**Information provided**
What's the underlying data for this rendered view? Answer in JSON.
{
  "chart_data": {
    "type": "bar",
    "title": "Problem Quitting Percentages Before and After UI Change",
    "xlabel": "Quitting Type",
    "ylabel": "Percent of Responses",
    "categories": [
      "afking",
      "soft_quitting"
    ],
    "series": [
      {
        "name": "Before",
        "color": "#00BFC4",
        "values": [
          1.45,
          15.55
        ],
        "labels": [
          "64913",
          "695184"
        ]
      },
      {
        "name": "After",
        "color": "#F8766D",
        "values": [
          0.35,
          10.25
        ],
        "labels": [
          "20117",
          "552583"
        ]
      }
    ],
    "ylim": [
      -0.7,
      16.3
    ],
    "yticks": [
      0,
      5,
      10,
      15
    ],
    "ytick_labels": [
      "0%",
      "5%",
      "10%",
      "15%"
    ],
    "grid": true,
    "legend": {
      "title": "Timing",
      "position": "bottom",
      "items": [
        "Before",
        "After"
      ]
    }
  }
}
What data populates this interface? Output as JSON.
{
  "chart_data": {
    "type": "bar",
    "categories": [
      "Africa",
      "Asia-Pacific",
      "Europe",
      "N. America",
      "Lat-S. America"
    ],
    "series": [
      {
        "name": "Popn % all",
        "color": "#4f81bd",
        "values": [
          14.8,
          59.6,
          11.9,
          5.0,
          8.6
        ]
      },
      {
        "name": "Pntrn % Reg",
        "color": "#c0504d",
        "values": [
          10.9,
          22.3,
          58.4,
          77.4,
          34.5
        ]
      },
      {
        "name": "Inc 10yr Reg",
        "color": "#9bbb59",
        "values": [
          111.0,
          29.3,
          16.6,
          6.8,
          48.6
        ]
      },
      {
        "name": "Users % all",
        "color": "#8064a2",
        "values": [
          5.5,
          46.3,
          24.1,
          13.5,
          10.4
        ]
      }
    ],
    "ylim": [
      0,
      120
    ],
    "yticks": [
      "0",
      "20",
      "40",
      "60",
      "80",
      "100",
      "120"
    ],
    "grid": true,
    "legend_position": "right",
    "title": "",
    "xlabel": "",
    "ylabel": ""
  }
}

**Stated task**
Above are the records; retype them all without a single difference.

**Solution for this exercise**
What's the underlying data for this rendered view? Answer in JSON.
{
  "chart_data": {
    "type": "bar",
    "title": "Problem Quitting Percentages Before and After UI Change",
    "xlabel": "Quitting Type",
    "ylabel": "Percent of Responses",
    "categories": [
      "afking",
      "soft_quitting"
    ],
    "series": [
      {
        "name": "Before",
        "color": "#00BFC4",
        "values": [
          1.45,
          15.55
        ],
        "labels": [
          "64913",
          "695184"
        ]
      },
      {
        "name": "After",
        "color": "#F8766D",
        "values": [
          0.35,
          10.25
        ],
        "labels": [
          "20117",
          "552583"
        ]
      }
    ],
    "ylim": [
      -0.7,
      16.3
    ],
    "yticks": [
      0,
      5,
      10,
      15
    ],
    "ytick_labels": [
      "0%",
      "5%",
      "10%",
      "15%"
    ],
    "grid": true,
    "legend": {
      "title": "Timing",
      "position": "bottom",
      "items": [
        "Before",
        "After"
      ]
    }
  }
}
What data populates this interface? Output as JSON.
{
  "chart_data": {
    "type": "bar",
    "categories": [
      "Africa",
      "Asia-Pacific",
      "Europe",
      "N. America",
      "Lat-S. America"
    ],
    "series": [
      {
        "name": "Popn % all",
        "color": "#4f81bd",
        "values": [
          14.8,
          59.6,
          11.9,
          5.0,
          8.6
        ]
      },
      {
        "name": "Pntrn % Reg",
        "color": "#c0504d",
        "values": [
          10.9,
          22.3,
          58.4,
          77.4,
          34.5
        ]
      },
      {
        "name": "Inc 10yr Reg",
        "color": "#9bbb59",
        "values": [
          111.0,
          29.3,
          16.6,
          6.8,
          48.6
        ]
      },
      {
        "name": "Users % all",
        "color": "#8064a2",
        "values": [
          5.5,
          46.3,
          24.1,
          13.5,
          10.4
        ]
      }
    ],
    "ylim": [
      0,
      120
    ],
    "yticks": [
      "0",
      "20",
      "40",
      "60",
      "80",
      "100",
      "120"
    ],
    "grid": true,
    "legend_position": "right",
    "title": "",
    "xlabel": "",
    "ylabel": ""
  }
}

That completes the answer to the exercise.